Look through the data below and report how many lines include "subtitle". Only the number should be given.

[Chart and figure data]
◇ ◇ ◇ ◇ ◇ ◇ ◇

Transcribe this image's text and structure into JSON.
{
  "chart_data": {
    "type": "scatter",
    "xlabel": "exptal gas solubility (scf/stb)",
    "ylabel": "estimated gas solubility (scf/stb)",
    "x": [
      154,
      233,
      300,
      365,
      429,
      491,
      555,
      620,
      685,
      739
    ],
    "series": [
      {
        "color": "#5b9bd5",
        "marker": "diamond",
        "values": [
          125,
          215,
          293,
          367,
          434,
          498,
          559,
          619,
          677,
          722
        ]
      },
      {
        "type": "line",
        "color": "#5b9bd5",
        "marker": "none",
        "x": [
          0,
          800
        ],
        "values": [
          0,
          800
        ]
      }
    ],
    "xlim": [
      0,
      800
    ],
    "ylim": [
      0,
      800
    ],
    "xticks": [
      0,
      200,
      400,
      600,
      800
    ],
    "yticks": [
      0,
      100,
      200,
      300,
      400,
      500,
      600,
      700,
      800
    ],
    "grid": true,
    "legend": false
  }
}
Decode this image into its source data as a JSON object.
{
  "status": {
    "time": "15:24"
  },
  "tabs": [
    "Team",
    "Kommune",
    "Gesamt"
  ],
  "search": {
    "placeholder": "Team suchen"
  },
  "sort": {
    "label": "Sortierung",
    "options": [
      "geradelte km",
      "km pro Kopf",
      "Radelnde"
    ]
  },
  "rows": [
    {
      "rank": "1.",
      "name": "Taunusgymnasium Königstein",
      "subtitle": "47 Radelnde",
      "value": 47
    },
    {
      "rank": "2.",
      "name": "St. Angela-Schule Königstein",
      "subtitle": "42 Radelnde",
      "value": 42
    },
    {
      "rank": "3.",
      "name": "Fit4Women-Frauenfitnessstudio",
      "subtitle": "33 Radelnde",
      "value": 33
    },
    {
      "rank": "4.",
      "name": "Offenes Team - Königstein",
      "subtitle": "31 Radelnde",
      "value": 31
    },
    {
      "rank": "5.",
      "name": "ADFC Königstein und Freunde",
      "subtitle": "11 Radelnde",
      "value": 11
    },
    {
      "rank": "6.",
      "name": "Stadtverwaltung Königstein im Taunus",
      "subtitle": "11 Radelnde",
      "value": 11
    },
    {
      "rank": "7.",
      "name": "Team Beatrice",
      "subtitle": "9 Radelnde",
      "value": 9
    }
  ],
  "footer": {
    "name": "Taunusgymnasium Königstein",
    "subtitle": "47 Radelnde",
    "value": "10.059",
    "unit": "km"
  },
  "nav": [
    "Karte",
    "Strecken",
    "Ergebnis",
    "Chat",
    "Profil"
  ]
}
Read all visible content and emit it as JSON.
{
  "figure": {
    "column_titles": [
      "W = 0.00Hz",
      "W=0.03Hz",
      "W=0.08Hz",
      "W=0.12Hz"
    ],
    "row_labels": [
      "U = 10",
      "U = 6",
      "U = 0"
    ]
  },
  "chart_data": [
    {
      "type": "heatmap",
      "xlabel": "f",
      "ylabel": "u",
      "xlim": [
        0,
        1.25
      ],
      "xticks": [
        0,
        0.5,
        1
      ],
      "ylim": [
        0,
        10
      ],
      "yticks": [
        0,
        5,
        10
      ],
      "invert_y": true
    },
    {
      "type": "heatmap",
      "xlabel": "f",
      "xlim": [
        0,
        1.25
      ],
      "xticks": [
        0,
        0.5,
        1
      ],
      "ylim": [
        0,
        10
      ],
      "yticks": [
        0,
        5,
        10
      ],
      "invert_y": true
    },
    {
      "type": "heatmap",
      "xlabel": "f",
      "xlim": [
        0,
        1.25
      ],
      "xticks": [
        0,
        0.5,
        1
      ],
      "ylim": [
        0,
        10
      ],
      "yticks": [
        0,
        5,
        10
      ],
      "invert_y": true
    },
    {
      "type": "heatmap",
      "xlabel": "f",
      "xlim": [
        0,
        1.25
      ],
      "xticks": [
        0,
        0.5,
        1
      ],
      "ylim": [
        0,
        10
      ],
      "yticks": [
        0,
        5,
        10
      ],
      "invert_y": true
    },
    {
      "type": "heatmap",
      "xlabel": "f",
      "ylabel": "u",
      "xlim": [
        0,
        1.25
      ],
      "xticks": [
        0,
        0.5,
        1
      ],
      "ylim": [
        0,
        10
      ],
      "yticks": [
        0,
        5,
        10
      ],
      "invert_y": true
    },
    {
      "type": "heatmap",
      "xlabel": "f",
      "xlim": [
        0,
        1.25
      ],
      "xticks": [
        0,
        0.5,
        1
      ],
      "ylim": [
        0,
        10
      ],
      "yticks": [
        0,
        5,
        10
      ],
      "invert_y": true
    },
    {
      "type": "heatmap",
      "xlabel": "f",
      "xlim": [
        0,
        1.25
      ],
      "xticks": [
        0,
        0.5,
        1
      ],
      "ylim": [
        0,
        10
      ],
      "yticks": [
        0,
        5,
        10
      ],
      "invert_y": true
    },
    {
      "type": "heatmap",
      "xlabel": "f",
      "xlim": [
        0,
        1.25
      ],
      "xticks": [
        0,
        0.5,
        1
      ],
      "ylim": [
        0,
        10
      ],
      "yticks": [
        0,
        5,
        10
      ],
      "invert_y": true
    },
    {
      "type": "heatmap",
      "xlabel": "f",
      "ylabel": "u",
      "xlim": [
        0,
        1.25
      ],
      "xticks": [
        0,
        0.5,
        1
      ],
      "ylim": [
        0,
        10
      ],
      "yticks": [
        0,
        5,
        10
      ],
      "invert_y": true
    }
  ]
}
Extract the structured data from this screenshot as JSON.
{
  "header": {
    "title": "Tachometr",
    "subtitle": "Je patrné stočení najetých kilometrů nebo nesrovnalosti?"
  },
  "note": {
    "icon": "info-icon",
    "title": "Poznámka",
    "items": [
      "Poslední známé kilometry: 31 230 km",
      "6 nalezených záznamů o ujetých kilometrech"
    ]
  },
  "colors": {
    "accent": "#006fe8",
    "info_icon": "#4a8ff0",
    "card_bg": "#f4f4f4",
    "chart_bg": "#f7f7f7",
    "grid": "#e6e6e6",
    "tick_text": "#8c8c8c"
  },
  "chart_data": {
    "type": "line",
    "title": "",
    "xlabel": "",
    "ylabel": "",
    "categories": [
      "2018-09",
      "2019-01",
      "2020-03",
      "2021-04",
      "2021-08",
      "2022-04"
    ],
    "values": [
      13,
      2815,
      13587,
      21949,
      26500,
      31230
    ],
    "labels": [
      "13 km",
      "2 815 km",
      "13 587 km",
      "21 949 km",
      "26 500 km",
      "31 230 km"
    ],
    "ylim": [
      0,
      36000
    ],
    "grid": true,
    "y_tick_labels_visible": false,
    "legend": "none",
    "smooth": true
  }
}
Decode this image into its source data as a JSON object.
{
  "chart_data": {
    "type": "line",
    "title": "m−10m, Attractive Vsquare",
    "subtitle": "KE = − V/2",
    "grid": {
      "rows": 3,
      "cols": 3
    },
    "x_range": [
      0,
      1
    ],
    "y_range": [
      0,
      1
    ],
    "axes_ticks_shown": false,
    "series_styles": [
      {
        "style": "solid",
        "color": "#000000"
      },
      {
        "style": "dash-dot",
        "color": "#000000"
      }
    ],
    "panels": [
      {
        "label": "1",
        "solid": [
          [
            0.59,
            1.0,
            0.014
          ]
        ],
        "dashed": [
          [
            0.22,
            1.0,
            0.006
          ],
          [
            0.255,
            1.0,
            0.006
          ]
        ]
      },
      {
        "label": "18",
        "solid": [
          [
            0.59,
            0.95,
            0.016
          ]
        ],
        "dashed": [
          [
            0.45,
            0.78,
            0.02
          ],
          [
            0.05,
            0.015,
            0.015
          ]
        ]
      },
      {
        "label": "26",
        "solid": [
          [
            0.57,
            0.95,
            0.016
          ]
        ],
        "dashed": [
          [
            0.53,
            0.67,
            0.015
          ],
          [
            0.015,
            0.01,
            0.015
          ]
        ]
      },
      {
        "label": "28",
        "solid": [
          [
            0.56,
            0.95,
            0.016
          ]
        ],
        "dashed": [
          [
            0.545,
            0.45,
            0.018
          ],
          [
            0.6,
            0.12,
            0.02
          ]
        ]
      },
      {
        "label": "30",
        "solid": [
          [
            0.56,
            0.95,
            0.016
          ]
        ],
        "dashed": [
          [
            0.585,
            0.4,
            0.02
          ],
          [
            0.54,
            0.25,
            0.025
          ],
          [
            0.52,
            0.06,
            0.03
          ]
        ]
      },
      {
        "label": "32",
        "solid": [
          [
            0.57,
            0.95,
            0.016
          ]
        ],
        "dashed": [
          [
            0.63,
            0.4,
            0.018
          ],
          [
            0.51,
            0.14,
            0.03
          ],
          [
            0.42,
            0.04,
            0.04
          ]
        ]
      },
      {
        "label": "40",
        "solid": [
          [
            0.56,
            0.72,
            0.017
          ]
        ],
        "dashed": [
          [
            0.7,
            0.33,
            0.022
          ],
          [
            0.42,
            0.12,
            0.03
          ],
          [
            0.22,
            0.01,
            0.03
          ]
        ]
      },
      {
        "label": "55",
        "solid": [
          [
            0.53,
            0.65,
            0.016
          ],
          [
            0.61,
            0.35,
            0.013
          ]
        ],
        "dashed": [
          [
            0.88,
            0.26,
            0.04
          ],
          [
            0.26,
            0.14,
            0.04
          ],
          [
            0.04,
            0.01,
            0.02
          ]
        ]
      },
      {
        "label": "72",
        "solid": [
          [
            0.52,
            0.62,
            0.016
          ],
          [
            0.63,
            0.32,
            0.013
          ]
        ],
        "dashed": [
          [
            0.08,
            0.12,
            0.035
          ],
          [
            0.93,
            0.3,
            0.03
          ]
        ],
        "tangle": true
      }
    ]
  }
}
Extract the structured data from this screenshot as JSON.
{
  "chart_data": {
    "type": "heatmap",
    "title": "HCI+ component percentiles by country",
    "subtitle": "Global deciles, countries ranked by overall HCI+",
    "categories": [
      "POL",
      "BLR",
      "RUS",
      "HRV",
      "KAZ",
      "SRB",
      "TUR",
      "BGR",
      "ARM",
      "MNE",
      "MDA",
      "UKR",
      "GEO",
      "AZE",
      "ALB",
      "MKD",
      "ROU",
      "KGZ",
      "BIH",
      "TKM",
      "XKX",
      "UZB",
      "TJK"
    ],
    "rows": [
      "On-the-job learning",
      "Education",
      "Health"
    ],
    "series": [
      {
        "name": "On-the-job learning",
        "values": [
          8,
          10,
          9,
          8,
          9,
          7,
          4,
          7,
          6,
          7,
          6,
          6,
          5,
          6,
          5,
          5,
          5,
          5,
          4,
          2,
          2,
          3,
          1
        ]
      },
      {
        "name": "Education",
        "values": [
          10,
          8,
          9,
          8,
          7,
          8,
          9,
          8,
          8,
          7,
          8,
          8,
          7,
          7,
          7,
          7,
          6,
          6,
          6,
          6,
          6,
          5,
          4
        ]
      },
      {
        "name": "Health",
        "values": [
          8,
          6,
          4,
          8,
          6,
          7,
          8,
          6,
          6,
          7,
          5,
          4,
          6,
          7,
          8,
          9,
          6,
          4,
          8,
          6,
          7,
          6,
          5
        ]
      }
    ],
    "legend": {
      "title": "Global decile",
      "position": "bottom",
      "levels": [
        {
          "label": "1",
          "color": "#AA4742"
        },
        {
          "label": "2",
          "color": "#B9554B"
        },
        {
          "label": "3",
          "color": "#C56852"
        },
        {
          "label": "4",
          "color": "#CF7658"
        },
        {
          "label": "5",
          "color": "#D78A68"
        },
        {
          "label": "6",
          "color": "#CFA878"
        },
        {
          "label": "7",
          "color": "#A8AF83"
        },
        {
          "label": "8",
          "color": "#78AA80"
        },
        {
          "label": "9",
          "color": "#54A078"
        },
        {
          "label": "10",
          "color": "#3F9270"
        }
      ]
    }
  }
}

◇ ◇ ◇ ◇ ◇ ◇ ◇

EXERCISE ANSWER –
11